Welcome back for the third installation of the Fishing Ethics Series brought to you by Fat Tire… This time around we are focusing on ethically Navigating National Parks.
Whether it’s the towering peaks of Grand Teton National Park (NP), the wild salmon runs of Katmai NP, or the teeming biodiversity of Everglades NP, these places are some of the most special places on Earth. Since National Parks are the most popular of our nation’s public lands, they are also the form of public land that needs the most responsible visitors in order to maintain their value for years to come.
Next time you visit one of the 400+ national parks in the US make sure to take some of these tips with you. Our Nation’s public lands need responsible recreators like yourself!
Have a Plan
Planning for your National Park adventure is key to a safe, enjoyable trip. Make sure to visit the park’s website on nps.gov before you go to check current park conditions, facility operations, and weather. You can also check the park’s social media for the latest park information.
As National Parks become more popular places for people to visit, more parks will continue to require reservations in order to access the park. Make sure that you plan ahead and reserve everything you need to. Sometimes there are reservations to get into the park, additional reservations to access popular subsections of the park, and other reservations for camping and backpacking sites. Many times, the reservations are set to occur in waves depending on the reservation (e.g., 6 months out, 2 months out, 4 days out, and the night of).
Visit the NPS Visitor’s Center
When entering National Parks it’s always a good idea to stop at one of the visitor’s centers. Visitor’s centers are literally created to help people like me and you make the most of our time in the park. Whether you need to ask a Park Ranger a question, obtain a backing permit, or buy a stuffed moose in the gift shop, the visitor’s center should be your go-to spot. It’s also a great place for quick pitstops if you need to fill up on water or access wifi.
Play It Safe and Know Your Limits
Whatever recreational activity you choose to take part in, it’s always important to reduce the chance of needing to be rescued. By playing it safe and mitigating risk, you’re helping to ensure that first responders and park employees have adequate resources. Rescues in national parks add pressure to local healthcare systems and emergency resources. Know your limits and play it safe.
Don’t Get Too Close to Wildlife
National Parks are known for having incredible biodiversity and some of the most well-known megafauna species including bison, grizzlies, wolves, elk, and many others. While these animals are beautiful, it is important to keep your distance when appreciating them. In many of the National Parks in the West, it is recommended to keep a distance of at least 75ft between you and elk and bighorn sheep, and at least 120ft between you and black bears and Moose.
Above all else… please, please do NOT feed the wildlife. It can have serious repercussions for you, but more likely; the animal.

DATA SECTION =>

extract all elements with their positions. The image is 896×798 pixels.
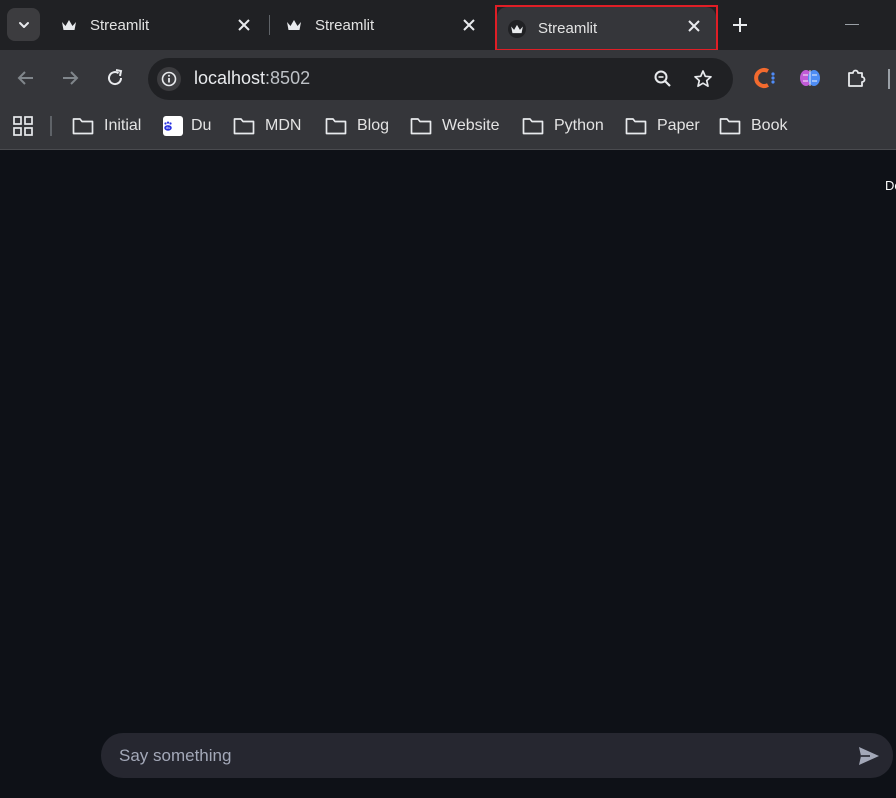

PROBLEM STATEMENT =>
List the section headings in the national parks guide. Work from the national parks guide alone.

THE RESPONSE =>
Have a Plan
Visit the NPS Visitor's Center
Play It Safe and Know Your Limits
Don't Get Too Close to Wildlife